- [Exercise objective]: Write out all lines holding the word "буря".

- [Stored data]:
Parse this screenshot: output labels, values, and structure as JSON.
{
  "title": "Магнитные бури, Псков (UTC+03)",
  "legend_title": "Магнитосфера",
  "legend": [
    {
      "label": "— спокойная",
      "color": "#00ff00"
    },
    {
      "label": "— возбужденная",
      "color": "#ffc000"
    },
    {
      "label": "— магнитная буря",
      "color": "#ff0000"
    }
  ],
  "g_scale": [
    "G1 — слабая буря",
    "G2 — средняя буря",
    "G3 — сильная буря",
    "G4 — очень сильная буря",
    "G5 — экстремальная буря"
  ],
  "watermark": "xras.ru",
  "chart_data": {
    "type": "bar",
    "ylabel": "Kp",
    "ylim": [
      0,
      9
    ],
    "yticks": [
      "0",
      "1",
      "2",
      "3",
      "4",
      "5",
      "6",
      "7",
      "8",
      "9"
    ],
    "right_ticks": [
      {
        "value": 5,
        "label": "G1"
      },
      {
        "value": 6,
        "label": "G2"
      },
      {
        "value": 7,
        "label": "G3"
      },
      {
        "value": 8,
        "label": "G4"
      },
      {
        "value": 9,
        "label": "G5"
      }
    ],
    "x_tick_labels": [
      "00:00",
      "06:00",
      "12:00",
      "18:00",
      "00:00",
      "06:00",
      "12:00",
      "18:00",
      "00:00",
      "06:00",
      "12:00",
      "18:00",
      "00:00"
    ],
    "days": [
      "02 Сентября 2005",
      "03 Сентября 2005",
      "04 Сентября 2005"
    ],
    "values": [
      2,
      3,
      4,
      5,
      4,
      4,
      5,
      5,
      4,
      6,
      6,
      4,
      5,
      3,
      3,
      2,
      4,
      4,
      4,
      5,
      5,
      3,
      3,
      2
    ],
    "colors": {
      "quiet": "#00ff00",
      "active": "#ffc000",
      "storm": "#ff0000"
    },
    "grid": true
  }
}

- [Exercise output]:
      "label": "— магнитная буря",
    "G1 — слабая буря",
    "G2 — средняя буря",
    "G3 — сильная буря",
    "G4 — очень сильная буря",
    "G5 — экстремальная буря"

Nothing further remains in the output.